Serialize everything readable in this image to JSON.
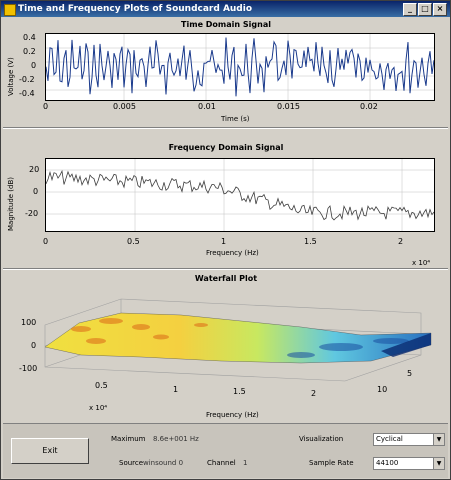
{
  "window": {
    "title": "Time and Frequency Plots of Soundcard Audio",
    "buttons": [
      "_",
      "□",
      "×"
    ]
  },
  "time_panel": {
    "title": "Time Domain Signal",
    "ylabel": "Voltage (V)",
    "xlabel": "Time (s)",
    "yticks": [
      "0.4",
      "0.2",
      "0",
      "-0.2",
      "-0.4"
    ],
    "xticks": [
      "0",
      "0.005",
      "0.01",
      "0.015",
      "0.02"
    ]
  },
  "freq_panel": {
    "title": "Frequency Domain Signal",
    "ylabel": "Magnitude (dB)",
    "xlabel": "Frequency (Hz)",
    "yticks": [
      "20",
      "0",
      "-20"
    ],
    "xticks": [
      "0",
      "0.5",
      "1",
      "1.5",
      "2"
    ],
    "exponent": "x 10⁴"
  },
  "waterfall_panel": {
    "title": "Waterfall Plot",
    "zticks": [
      "100",
      "0",
      "-100"
    ],
    "xticks": [
      "0.5",
      "1",
      "1.5",
      "2"
    ],
    "yticks": [
      "5",
      "10"
    ],
    "xlabel": "Frequency (Hz)",
    "exponent": "x 10⁴"
  },
  "controls": {
    "exit_label": "Exit",
    "maximum_label": "Maximum",
    "maximum_value": "8.6e+001 Hz",
    "source_label": "Source",
    "source_value": "winsound 0",
    "channel_label": "Channel",
    "channel_value": "1",
    "visualization_label": "Visualization",
    "visualization_value": "Cyclical",
    "sample_rate_label": "Sample Rate",
    "sample_rate_value": "44100"
  },
  "colors": {
    "trace": "#1a3a8c",
    "freq_trace": "#3c3c3c",
    "title_bar": "#0a246a"
  }
}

• _Exercise objective_
List each line in the listing that contains the string "Frequency".

• _Answer to the task_
    "title": "Time and Frequency Plots of Soundcard Audio",
    "title": "Frequency Domain Signal",
    "xlabel": "Frequency (Hz)",
    "xlabel": "Frequency (Hz)",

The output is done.